**Problem description:** Will you output all of the data below exactly, omitting the images?

-------------------------

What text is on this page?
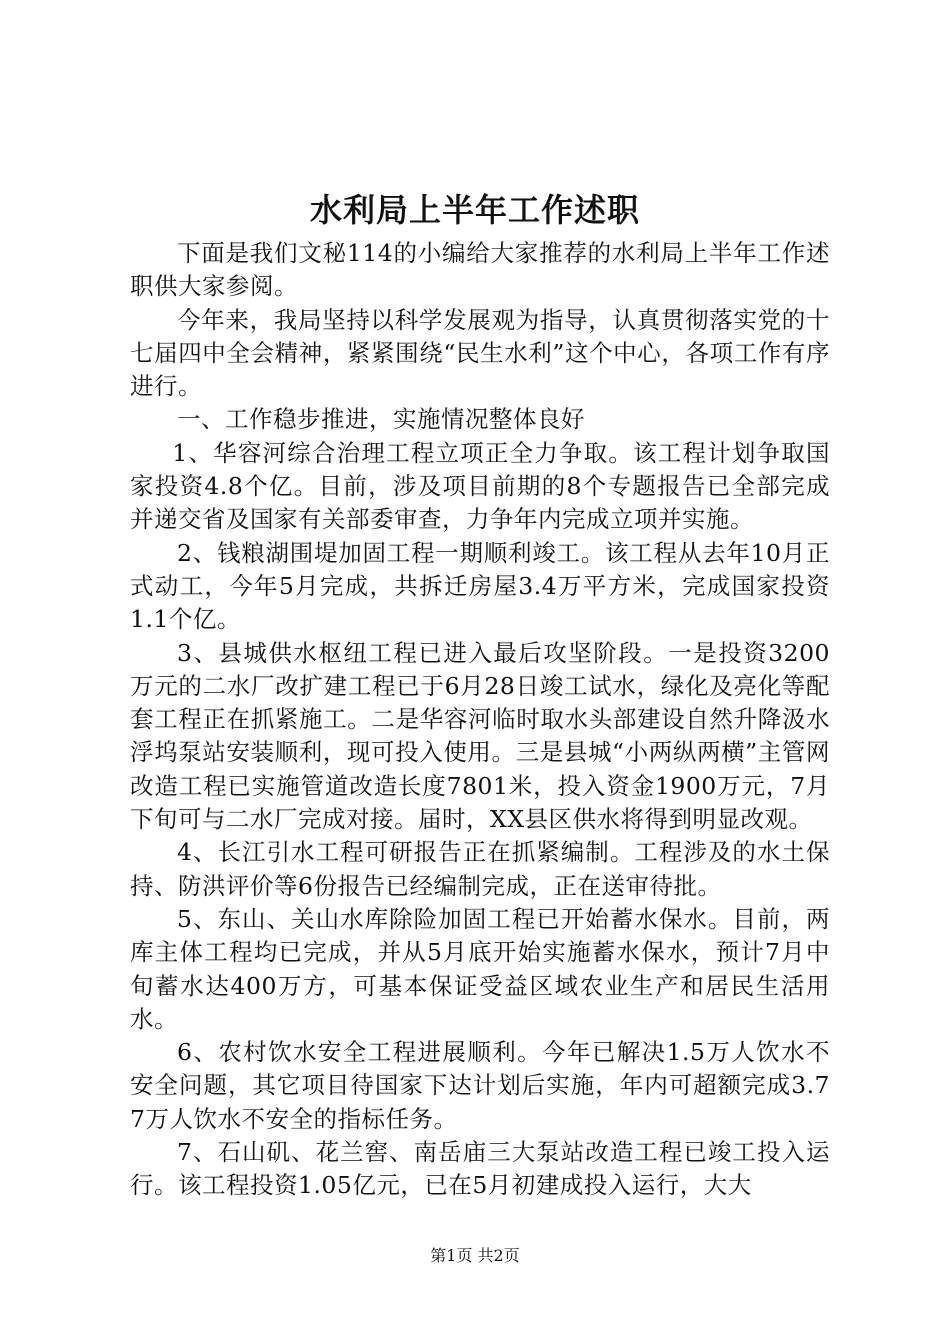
水利局上半年工作述职

下面是我们文秘114的小编给大家推荐的水利局上半年工作述职供大家参阅。

今年来，我局坚持以科学发展观为指导，认真贯彻落实党的十七届四中全会精神，紧紧围绕“民生水利”这个中心，各项工作有序进行。

一、工作稳步推进，实施情况整体良好

1、华容河综合治理工程立项正全力争取。该工程计划争取国家投资4.8个亿。目前，涉及项目前期的8个专题报告已全部完成并递交省及国家有关部委审查，力争年内完成立项并实施。

2、钱粮湖围堤加固工程一期顺利竣工。该工程从去年10月正式动工，今年5月完成，共拆迁房屋3.4万平方米，完成国家投资1.1个亿。

3、县城供水枢纽工程已进入最后攻坚阶段。一是投资3200万元的二水厂改扩建工程已于6月28日竣工试水，绿化及亮化等配套工程正在抓紧施工。二是华容河临时取水头部建设自然升降汲水浮坞泵站安装顺利，现可投入使用。三是县城“小两纵两横”主管网改造工程已实施管道改造长度7801米，投入资金1900万元，7月下旬可与二水厂完成对接。届时，XX县区供水将得到明显改观。

4、长江引水工程可研报告正在抓紧编制。工程涉及的水土保持、防洪评价等6份报告已经编制完成，正在送审待批。

5、东山、关山水库除险加固工程已开始蓄水保水。目前，两库主体工程均已完成，并从5月底开始实施蓄水保水，预计7月中旬蓄水达400万方，可基本保证受益区域农业生产和居民生活用水。

6、农村饮水安全工程进展顺利。今年已解决1.5万人饮水不安全问题，其它项目待国家下达计划后实施，年内可超额完成3.77万人饮水不安全的指标任务。

7、石山矶、花兰窖、南岳庙三大泵站改造工程已竣工投入运行。该工程投资1.05亿元，已在5月初建成投入运行，大大

第1页 共2页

-------------------------

**Written solution:**
What text is on this page?
水利局上半年工作述职

下面是我们文秘114的小编给大家推荐的水利局上半年工作述职供大家参阅。

今年来，我局坚持以科学发展观为指导，认真贯彻落实党的十七届四中全会精神，紧紧围绕“民生水利”这个中心，各项工作有序进行。

一、工作稳步推进，实施情况整体良好

1、华容河综合治理工程立项正全力争取。该工程计划争取国家投资4.8个亿。目前，涉及项目前期的8个专题报告已全部完成并递交省及国家有关部委审查，力争年内完成立项并实施。

2、钱粮湖围堤加固工程一期顺利竣工。该工程从去年10月正式动工，今年5月完成，共拆迁房屋3.4万平方米，完成国家投资1.1个亿。

3、县城供水枢纽工程已进入最后攻坚阶段。一是投资3200万元的二水厂改扩建工程已于6月28日竣工试水，绿化及亮化等配套工程正在抓紧施工。二是华容河临时取水头部建设自然升降汲水浮坞泵站安装顺利，现可投入使用。三是县城“小两纵两横”主管网改造工程已实施管道改造长度7801米，投入资金1900万元，7月下旬可与二水厂完成对接。届时，XX县区供水将得到明显改观。

4、长江引水工程可研报告正在抓紧编制。工程涉及的水土保持、防洪评价等6份报告已经编制完成，正在送审待批。

5、东山、关山水库除险加固工程已开始蓄水保水。目前，两库主体工程均已完成，并从5月底开始实施蓄水保水，预计7月中旬蓄水达400万方，可基本保证受益区域农业生产和居民生活用水。

6、农村饮水安全工程进展顺利。今年已解决1.5万人饮水不安全问题，其它项目待国家下达计划后实施，年内可超额完成3.77万人饮水不安全的指标任务。

7、石山矶、花兰窖、南岳庙三大泵站改造工程已竣工投入运行。该工程投资1.05亿元，已在5月初建成投入运行，大大

第1页 共2页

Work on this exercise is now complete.